» Task description
Every line below that mentions the word "sont" should be copied out.
━━━━
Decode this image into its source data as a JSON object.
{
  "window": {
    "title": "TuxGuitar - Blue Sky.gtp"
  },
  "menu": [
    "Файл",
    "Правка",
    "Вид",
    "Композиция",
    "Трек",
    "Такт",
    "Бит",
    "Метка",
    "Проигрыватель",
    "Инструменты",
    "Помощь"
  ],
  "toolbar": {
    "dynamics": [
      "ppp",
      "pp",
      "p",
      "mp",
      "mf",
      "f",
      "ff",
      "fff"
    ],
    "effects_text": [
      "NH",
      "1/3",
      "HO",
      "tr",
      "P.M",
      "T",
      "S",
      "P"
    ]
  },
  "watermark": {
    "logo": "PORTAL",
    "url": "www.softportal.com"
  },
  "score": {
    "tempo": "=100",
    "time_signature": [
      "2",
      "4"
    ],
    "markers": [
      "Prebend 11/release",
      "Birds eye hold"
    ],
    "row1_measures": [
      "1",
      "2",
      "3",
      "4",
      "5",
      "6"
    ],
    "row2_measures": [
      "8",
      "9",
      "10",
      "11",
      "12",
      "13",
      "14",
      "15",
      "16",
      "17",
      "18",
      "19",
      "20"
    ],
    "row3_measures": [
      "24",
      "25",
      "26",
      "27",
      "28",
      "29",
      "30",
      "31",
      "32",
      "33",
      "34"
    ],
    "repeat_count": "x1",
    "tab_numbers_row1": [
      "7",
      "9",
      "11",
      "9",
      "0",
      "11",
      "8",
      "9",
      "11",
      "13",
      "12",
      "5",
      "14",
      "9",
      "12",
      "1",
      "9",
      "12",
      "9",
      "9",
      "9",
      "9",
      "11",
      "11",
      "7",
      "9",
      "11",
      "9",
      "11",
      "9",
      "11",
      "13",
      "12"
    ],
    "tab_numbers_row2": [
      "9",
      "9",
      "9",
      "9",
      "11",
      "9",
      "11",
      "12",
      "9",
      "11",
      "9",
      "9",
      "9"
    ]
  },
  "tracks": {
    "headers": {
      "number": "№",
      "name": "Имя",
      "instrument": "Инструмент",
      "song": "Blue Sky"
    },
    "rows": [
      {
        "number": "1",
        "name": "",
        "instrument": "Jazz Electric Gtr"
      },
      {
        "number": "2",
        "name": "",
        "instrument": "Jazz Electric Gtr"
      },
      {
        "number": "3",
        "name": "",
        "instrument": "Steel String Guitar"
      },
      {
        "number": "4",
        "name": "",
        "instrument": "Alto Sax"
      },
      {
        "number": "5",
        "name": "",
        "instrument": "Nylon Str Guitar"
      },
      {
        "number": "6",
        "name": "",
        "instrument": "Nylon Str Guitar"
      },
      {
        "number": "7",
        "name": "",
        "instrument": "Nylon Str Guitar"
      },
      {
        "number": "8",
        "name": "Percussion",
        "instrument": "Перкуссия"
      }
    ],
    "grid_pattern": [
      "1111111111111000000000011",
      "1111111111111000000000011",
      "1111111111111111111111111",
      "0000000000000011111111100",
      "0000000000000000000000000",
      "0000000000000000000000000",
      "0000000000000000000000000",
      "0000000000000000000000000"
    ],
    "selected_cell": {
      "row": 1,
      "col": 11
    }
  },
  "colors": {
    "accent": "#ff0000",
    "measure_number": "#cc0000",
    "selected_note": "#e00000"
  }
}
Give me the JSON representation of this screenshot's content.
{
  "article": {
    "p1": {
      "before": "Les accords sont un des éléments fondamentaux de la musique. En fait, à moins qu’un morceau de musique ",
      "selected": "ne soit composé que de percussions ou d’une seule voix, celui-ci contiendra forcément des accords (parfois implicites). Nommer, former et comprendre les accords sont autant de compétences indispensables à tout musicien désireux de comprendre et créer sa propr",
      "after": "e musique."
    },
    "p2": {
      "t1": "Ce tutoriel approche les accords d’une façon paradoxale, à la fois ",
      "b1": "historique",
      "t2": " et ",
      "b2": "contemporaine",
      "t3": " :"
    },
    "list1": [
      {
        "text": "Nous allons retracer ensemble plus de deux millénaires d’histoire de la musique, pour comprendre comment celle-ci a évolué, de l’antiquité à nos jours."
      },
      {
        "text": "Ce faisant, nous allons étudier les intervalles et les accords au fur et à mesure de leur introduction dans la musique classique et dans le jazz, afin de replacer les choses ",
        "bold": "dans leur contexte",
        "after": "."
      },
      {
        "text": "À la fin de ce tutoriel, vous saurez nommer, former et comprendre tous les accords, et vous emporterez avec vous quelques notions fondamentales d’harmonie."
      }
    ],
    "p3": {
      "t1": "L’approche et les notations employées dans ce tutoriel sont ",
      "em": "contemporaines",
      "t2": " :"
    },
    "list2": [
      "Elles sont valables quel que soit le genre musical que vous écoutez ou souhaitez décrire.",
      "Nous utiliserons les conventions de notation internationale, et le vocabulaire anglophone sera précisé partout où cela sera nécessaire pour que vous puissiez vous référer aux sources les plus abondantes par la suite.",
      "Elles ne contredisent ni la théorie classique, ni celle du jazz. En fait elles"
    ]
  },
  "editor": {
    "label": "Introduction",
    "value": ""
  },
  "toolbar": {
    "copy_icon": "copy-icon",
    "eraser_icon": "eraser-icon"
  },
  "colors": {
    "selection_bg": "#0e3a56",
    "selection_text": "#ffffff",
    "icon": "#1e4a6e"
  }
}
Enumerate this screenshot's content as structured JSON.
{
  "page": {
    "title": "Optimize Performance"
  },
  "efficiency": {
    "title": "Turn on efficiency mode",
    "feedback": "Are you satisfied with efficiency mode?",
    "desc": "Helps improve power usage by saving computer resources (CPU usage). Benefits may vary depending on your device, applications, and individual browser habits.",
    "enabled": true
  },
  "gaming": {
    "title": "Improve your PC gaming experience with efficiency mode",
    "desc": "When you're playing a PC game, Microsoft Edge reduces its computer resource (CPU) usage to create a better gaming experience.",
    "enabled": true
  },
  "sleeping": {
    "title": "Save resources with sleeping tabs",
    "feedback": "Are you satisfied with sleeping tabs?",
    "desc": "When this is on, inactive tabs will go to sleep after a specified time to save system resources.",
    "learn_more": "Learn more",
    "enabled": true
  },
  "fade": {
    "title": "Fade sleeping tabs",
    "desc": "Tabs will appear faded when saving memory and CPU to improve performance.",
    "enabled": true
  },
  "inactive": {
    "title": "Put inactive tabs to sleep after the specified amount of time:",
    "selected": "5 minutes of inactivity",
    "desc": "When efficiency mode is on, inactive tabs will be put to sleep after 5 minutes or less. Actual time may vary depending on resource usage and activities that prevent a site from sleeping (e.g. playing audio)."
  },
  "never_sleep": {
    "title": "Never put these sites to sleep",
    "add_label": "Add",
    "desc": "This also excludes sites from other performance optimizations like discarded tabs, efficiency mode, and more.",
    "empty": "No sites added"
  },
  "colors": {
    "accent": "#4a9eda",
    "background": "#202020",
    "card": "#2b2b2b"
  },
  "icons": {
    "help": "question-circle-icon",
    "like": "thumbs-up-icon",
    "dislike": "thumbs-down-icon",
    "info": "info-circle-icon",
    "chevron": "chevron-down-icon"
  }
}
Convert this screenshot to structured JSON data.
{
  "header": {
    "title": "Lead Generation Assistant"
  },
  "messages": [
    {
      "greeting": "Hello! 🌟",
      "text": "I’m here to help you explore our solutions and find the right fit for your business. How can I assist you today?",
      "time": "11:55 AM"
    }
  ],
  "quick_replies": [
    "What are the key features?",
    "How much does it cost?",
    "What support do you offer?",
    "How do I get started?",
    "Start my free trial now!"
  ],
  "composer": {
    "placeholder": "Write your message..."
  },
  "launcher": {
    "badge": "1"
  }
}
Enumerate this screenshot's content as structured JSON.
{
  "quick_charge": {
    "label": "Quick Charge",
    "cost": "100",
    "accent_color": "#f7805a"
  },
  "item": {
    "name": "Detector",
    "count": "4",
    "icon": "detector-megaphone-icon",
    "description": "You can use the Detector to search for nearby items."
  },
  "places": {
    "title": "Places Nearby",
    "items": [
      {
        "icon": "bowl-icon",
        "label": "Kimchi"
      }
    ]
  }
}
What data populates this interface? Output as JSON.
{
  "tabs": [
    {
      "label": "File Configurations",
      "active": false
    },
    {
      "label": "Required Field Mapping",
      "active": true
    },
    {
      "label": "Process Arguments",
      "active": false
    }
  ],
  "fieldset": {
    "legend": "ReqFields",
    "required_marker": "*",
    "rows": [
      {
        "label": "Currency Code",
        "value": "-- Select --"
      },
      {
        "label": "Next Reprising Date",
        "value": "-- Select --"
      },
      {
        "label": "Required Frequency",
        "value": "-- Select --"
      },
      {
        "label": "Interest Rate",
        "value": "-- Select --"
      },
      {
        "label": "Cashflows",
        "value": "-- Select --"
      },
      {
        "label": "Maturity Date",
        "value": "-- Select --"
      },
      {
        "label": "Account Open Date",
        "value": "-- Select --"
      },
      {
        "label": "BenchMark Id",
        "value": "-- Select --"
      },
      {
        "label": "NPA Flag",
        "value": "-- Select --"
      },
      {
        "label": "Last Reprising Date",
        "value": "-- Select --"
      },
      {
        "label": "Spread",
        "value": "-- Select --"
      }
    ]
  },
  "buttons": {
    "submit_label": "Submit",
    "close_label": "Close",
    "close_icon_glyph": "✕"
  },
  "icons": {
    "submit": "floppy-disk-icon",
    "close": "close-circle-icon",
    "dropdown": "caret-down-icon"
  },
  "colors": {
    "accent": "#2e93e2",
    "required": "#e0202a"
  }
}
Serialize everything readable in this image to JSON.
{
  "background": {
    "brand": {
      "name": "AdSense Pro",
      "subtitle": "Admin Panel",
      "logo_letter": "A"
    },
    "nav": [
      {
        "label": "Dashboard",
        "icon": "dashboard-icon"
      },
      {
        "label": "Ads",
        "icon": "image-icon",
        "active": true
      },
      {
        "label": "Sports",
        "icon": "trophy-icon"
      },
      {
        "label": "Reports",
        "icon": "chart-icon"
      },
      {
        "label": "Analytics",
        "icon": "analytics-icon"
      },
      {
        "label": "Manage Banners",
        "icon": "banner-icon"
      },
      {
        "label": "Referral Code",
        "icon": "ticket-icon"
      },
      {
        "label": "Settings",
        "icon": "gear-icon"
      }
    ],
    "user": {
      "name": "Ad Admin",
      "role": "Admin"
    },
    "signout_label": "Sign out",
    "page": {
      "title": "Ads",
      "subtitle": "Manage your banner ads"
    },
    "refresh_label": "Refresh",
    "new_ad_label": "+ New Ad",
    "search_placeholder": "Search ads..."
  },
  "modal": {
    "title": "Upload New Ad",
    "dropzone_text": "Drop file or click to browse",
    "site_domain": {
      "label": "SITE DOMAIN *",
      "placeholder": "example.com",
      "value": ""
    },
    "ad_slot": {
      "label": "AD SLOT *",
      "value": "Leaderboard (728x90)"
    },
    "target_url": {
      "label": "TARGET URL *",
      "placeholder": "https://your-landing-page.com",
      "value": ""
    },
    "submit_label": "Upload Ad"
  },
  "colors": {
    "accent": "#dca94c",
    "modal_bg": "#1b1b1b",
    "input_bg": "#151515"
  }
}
━━━━
» Written response
      "before": "Les accords sont un des éléments fondamentaux de la musique. En fait, à moins qu’un morceau de musique ",
      "selected": "ne soit composé que de percussions ou d’une seule voix, celui-ci contiendra forcément des accords (parfois implicites). Nommer, former et comprendre les accords sont autant de compétences indispensables à tout musicien désireux de comprendre et créer sa propr",
      "t1": "L’approche et les notations employées dans ce tutoriel sont ",
      "Elles sont valables quel que soit le genre musical que vous écoutez ou souhaitez décrire.",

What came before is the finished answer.